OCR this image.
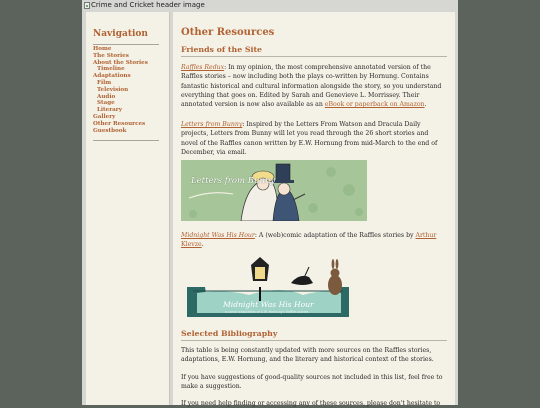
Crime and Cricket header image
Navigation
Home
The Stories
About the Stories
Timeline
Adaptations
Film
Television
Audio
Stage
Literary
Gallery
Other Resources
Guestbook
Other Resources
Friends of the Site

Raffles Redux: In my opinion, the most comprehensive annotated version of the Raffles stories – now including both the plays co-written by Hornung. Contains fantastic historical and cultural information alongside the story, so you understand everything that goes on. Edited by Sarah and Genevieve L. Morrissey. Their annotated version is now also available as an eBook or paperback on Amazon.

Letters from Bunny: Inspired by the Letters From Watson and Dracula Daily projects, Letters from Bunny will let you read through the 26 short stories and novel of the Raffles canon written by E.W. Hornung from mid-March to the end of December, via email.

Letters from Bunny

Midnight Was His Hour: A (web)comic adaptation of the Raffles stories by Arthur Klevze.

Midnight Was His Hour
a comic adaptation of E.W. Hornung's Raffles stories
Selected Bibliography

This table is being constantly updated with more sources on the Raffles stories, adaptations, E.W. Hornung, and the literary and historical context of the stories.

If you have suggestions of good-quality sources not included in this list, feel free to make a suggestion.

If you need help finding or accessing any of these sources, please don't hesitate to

### EXERCISE INSTRUCTIONS
Scan the entries above for the word "Midnight" and collect each line holding it.

### SOLUTION
Midnight Was His Hour: A (web)comic adaptation of the Raffles stories by Arthur Klevze.
Midnight Was His Hour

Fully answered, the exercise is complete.